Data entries
-----
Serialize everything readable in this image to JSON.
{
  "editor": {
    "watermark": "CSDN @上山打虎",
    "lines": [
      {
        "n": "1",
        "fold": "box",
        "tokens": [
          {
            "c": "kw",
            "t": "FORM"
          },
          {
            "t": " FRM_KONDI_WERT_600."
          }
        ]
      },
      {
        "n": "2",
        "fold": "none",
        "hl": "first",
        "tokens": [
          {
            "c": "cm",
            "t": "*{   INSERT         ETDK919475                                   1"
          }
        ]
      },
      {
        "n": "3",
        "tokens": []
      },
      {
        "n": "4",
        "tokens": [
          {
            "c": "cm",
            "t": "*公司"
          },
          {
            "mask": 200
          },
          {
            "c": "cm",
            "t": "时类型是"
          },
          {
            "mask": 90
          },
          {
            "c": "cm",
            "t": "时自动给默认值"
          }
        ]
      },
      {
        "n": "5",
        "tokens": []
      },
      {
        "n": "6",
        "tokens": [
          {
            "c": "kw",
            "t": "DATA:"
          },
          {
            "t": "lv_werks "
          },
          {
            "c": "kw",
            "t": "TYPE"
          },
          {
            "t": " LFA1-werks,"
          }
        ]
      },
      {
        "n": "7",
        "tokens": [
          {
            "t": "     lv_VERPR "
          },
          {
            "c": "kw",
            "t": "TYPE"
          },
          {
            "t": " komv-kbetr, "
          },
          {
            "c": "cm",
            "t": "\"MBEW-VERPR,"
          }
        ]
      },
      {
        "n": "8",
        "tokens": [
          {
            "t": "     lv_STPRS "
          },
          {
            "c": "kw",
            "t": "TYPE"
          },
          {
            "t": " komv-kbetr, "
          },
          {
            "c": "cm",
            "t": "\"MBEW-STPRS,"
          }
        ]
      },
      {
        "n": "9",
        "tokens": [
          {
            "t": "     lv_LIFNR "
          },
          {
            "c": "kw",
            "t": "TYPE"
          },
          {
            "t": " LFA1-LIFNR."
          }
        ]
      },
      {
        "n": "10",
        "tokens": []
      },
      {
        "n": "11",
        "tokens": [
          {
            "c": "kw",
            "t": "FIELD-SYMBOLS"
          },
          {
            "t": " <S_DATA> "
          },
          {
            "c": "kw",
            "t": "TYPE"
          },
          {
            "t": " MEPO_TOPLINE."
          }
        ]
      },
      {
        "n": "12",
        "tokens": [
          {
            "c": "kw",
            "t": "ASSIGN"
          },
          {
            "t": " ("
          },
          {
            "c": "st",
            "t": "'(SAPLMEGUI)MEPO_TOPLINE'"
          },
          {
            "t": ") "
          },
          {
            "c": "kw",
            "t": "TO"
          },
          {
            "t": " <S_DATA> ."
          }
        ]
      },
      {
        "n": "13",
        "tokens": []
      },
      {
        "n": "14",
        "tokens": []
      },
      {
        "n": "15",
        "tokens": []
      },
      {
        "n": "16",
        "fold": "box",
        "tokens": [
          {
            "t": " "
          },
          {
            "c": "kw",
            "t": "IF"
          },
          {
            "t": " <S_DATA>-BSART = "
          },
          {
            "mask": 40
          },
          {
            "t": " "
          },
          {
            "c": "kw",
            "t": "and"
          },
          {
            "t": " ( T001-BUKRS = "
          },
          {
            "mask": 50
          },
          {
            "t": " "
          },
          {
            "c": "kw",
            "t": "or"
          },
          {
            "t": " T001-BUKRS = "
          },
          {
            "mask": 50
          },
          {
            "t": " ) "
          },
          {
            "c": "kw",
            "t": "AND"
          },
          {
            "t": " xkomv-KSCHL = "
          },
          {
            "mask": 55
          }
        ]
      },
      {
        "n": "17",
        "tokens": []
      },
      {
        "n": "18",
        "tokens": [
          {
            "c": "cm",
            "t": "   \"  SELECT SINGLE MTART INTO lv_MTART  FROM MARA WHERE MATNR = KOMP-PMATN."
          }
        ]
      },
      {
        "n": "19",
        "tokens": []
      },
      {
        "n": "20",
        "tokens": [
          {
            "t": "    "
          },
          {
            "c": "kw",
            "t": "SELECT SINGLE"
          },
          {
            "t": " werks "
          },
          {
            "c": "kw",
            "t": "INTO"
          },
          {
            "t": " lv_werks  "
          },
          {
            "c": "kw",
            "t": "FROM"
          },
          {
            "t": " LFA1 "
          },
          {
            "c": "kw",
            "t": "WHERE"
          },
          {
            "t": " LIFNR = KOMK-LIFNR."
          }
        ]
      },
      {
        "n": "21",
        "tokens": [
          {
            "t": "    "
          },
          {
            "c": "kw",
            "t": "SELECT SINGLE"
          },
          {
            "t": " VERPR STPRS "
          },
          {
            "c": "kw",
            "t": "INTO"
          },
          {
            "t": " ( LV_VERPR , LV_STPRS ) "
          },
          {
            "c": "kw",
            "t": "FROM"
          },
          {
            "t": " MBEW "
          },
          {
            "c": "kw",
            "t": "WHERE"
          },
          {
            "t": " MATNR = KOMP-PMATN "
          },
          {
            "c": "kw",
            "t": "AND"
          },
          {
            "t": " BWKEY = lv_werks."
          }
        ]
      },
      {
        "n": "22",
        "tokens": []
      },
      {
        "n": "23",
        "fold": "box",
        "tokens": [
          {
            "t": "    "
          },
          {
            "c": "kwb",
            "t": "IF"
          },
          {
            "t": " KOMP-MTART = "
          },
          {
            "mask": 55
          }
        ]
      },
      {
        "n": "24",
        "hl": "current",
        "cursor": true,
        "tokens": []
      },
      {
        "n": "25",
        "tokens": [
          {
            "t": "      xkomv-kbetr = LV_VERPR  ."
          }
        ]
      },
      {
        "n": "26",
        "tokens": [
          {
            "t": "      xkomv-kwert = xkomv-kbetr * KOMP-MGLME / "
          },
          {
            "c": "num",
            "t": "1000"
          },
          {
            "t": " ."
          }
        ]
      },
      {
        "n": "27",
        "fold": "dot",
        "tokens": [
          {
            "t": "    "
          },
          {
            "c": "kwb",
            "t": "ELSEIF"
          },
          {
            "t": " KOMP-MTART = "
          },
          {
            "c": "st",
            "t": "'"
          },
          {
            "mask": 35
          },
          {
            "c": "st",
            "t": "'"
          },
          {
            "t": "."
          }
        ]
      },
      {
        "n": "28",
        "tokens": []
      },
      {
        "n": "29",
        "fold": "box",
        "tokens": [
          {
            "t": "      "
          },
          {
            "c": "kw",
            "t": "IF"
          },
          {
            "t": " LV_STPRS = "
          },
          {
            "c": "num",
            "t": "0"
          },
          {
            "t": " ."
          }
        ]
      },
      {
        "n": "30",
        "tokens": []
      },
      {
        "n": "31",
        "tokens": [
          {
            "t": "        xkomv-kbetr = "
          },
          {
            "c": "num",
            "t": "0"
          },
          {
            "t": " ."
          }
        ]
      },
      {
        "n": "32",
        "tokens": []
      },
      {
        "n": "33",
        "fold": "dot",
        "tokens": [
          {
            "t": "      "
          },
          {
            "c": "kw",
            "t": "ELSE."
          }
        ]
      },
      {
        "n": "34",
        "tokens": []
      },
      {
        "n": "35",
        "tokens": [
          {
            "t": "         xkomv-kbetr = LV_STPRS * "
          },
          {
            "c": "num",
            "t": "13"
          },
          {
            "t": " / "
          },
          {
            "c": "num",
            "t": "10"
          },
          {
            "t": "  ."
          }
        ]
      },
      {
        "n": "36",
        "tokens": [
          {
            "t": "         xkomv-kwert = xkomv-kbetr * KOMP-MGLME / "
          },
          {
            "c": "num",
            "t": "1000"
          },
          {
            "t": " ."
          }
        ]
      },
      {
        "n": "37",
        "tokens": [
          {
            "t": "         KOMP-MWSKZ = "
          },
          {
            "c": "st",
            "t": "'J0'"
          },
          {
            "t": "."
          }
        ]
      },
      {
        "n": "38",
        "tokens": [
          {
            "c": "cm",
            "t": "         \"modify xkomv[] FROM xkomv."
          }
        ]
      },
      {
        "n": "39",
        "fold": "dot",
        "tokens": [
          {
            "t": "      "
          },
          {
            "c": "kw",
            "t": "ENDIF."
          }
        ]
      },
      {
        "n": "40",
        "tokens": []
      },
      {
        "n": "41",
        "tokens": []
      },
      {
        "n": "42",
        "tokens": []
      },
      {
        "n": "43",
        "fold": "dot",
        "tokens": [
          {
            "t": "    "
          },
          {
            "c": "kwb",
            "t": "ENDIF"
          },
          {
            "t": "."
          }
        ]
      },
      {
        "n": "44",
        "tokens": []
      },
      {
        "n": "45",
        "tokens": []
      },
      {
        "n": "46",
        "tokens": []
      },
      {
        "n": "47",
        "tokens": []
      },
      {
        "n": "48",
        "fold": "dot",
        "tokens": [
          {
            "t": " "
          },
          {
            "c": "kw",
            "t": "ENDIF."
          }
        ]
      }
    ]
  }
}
-----
WHAT TO WORK ON – In the listing above, locate each line with "FROM" and copy it.

TASK RESPONSE –
            "t": "   \"  SELECT SINGLE MTART INTO lv_MTART  FROM MARA WHERE MATNR = KOMP-PMATN."
            "t": "FROM"
            "t": "FROM"
            "t": "         \"modify xkomv[] FROM xkomv."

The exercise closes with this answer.